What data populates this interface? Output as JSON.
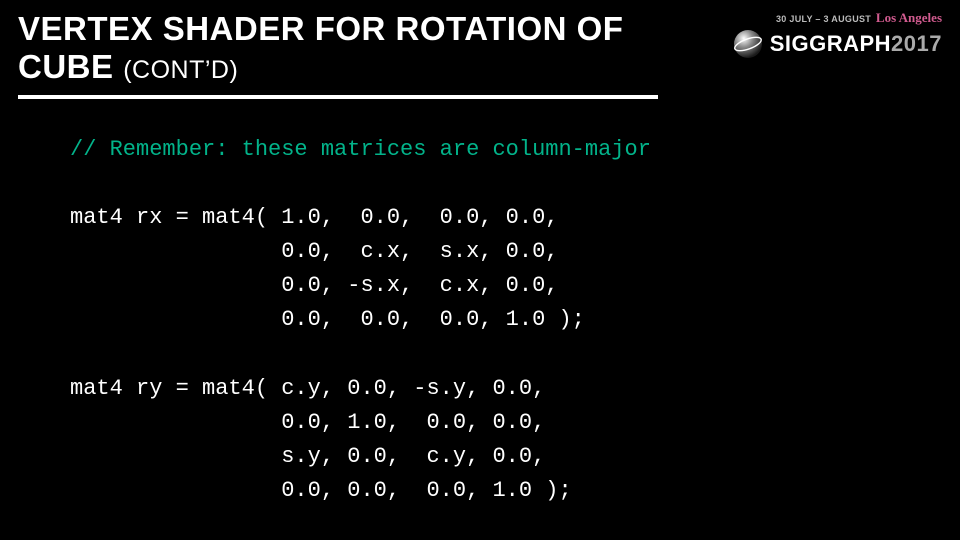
{
  "header": {
    "line1": "VERTEX SHADER FOR ROTATION OF",
    "line2_main": "CUBE ",
    "line2_sub": "(CONT’D)"
  },
  "brand": {
    "dates": "30 JULY – 3 AUGUST",
    "city": "Los Angeles",
    "name": "SIGGRAPH",
    "year": "2017"
  },
  "code": {
    "comment": "// Remember: these matrices are column-major",
    "rx_l1": "mat4 rx = mat4( 1.0,  0.0,  0.0, 0.0,",
    "rx_l2": "                0.0,  c.x,  s.x, 0.0,",
    "rx_l3": "                0.0, -s.x,  c.x, 0.0,",
    "rx_l4": "                0.0,  0.0,  0.0, 1.0 );",
    "ry_l1": "mat4 ry = mat4( c.y, 0.0, -s.y, 0.0,",
    "ry_l2": "                0.0, 1.0,  0.0, 0.0,",
    "ry_l3": "                s.y, 0.0,  c.y, 0.0,",
    "ry_l4": "                0.0, 0.0,  0.0, 1.0 );"
  }
}
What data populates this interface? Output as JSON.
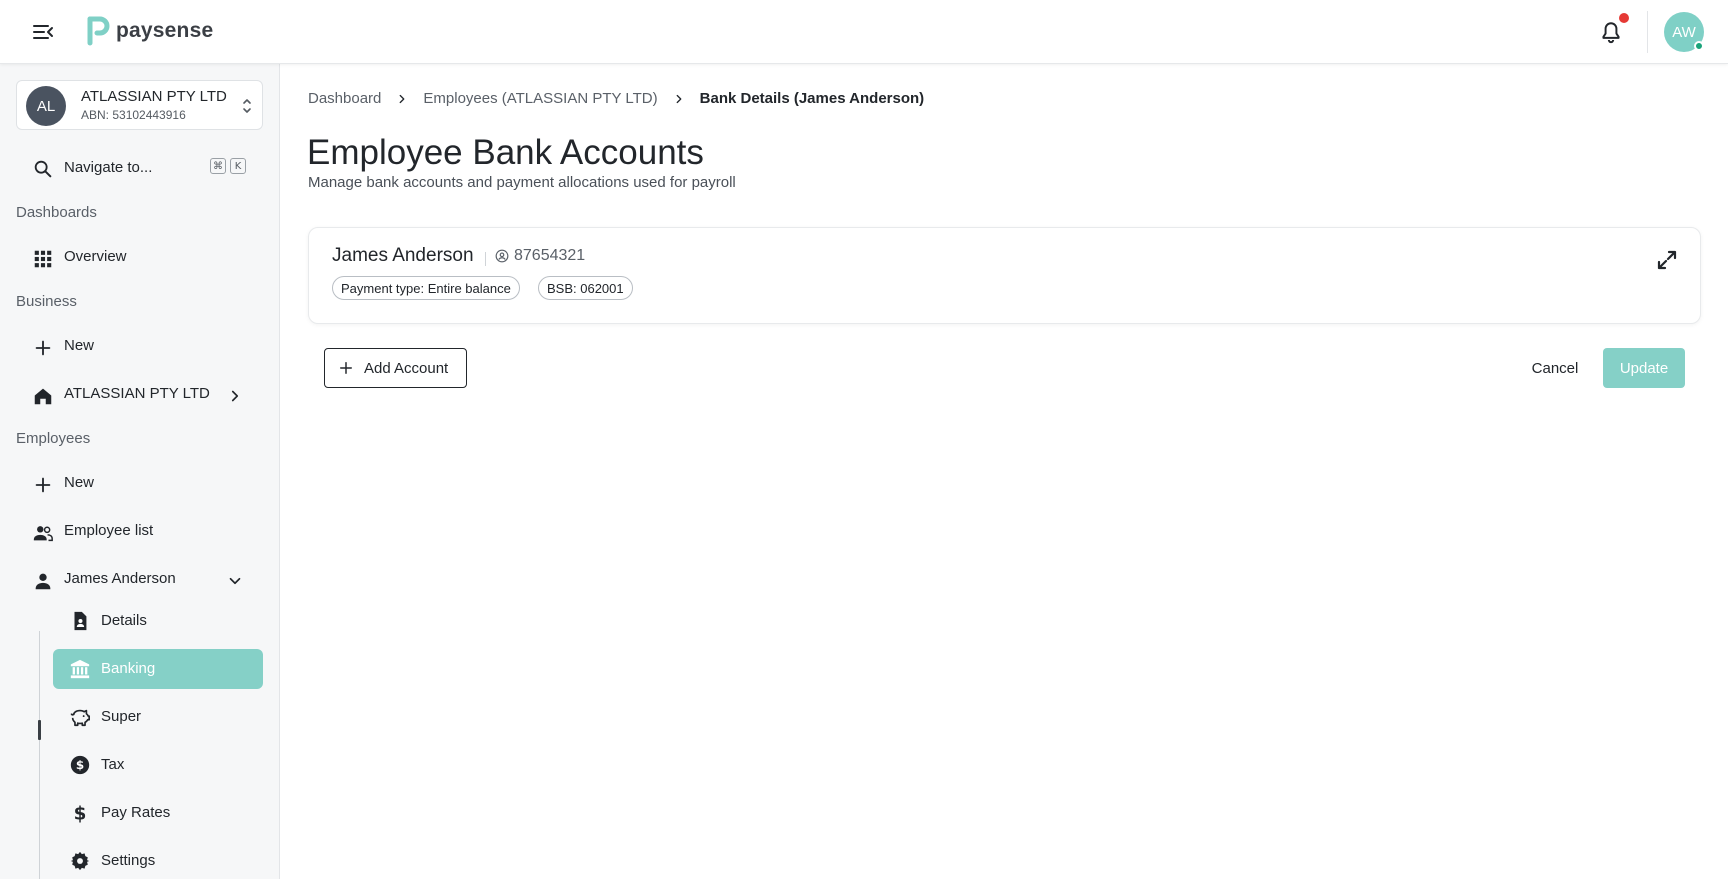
{
  "app": {
    "logo_text": "paysense",
    "brand_color": "#7fd0c6",
    "user_initials": "AW",
    "notification_indicator": true
  },
  "sidebar": {
    "org": {
      "initials": "AL",
      "name": "ATLASSIAN PTY LTD",
      "abn": "ABN: 53102443916"
    },
    "search": {
      "label": "Navigate to...",
      "shortcut_keys": [
        "⌘",
        "K"
      ]
    },
    "sections": {
      "dashboards": "Dashboards",
      "business": "Business",
      "employees": "Employees"
    },
    "items": {
      "overview": "Overview",
      "business_new": "New",
      "business_org": "ATLASSIAN PTY LTD",
      "employees_new": "New",
      "employee_list": "Employee list",
      "employee_name": "James Anderson"
    },
    "employee_subitems": [
      {
        "label": "Details",
        "icon": "document-icon",
        "active": false
      },
      {
        "label": "Banking",
        "icon": "bank-icon",
        "active": true
      },
      {
        "label": "Super",
        "icon": "piggy-bank-icon",
        "active": false
      },
      {
        "label": "Tax",
        "icon": "dollar-circle-icon",
        "active": false
      },
      {
        "label": "Pay Rates",
        "icon": "dollar-icon",
        "active": false
      },
      {
        "label": "Settings",
        "icon": "gear-icon",
        "active": false
      }
    ]
  },
  "main": {
    "breadcrumb": [
      "Dashboard",
      "Employees (ATLASSIAN PTY LTD)",
      "Bank Details (James Anderson)"
    ],
    "title": "Employee Bank Accounts",
    "subtitle": "Manage bank accounts and payment allocations used for payroll",
    "employee_card": {
      "name": "James Anderson",
      "employee_id": "87654321",
      "chips": [
        "Payment type: Entire balance",
        "BSB: 062001"
      ]
    },
    "actions": {
      "add_account": "Add Account",
      "cancel": "Cancel",
      "update": "Update"
    }
  }
}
******
▸ What is being asked: From the records given above, reproduce all text exactly and exclude each picture.

▸ Task solution:
What data populates this interface? Output as JSON.
{
  "header": {
    "line1": "VERTEX SHADER FOR ROTATION OF",
    "line2_main": "CUBE ",
    "line2_sub": "(CONT’D)"
  },
  "brand": {
    "dates": "30 JULY – 3 AUGUST",
    "city": "Los Angeles",
    "name": "SIGGRAPH",
    "year": "2017"
  },
  "code": {
    "comment": "// Remember: these matrices are column-major",
    "rx_l1": "mat4 rx = mat4( 1.0,  0.0,  0.0, 0.0,",
    "rx_l2": "                0.0,  c.x,  s.x, 0.0,",
    "rx_l3": "                0.0, -s.x,  c.x, 0.0,",
    "rx_l4": "                0.0,  0.0,  0.0, 1.0 );",
    "ry_l1": "mat4 ry = mat4( c.y, 0.0, -s.y, 0.0,",
    "ry_l2": "                0.0, 1.0,  0.0, 0.0,",
    "ry_l3": "                s.y, 0.0,  c.y, 0.0,",
    "ry_l4": "                0.0, 0.0,  0.0, 1.0 );"
  }
}
What data populates this interface? Output as JSON.
{
  "app": {
    "logo_text": "paysense",
    "brand_color": "#7fd0c6",
    "user_initials": "AW",
    "notification_indicator": true
  },
  "sidebar": {
    "org": {
      "initials": "AL",
      "name": "ATLASSIAN PTY LTD",
      "abn": "ABN: 53102443916"
    },
    "search": {
      "label": "Navigate to...",
      "shortcut_keys": [
        "⌘",
        "K"
      ]
    },
    "sections": {
      "dashboards": "Dashboards",
      "business": "Business",
      "employees": "Employees"
    },
    "items": {
      "overview": "Overview",
      "business_new": "New",
      "business_org": "ATLASSIAN PTY LTD",
      "employees_new": "New",
      "employee_list": "Employee list",
      "employee_name": "James Anderson"
    },
    "employee_subitems": [
      {
        "label": "Details",
        "icon": "document-icon",
        "active": false
      },
      {
        "label": "Banking",
        "icon": "bank-icon",
        "active": true
      },
      {
        "label": "Super",
        "icon": "piggy-bank-icon",
        "active": false
      },
      {
        "label": "Tax",
        "icon": "dollar-circle-icon",
        "active": false
      },
      {
        "label": "Pay Rates",
        "icon": "dollar-icon",
        "active": false
      },
      {
        "label": "Settings",
        "icon": "gear-icon",
        "active": false
      }
    ]
  },
  "main": {
    "breadcrumb": [
      "Dashboard",
      "Employees (ATLASSIAN PTY LTD)",
      "Bank Details (James Anderson)"
    ],
    "title": "Employee Bank Accounts",
    "subtitle": "Manage bank accounts and payment allocations used for payroll",
    "employee_card": {
      "name": "James Anderson",
      "employee_id": "87654321",
      "chips": [
        "Payment type: Entire balance",
        "BSB: 062001"
      ]
    },
    "actions": {
      "add_account": "Add Account",
      "cancel": "Cancel",
      "update": "Update"
    }
  }
}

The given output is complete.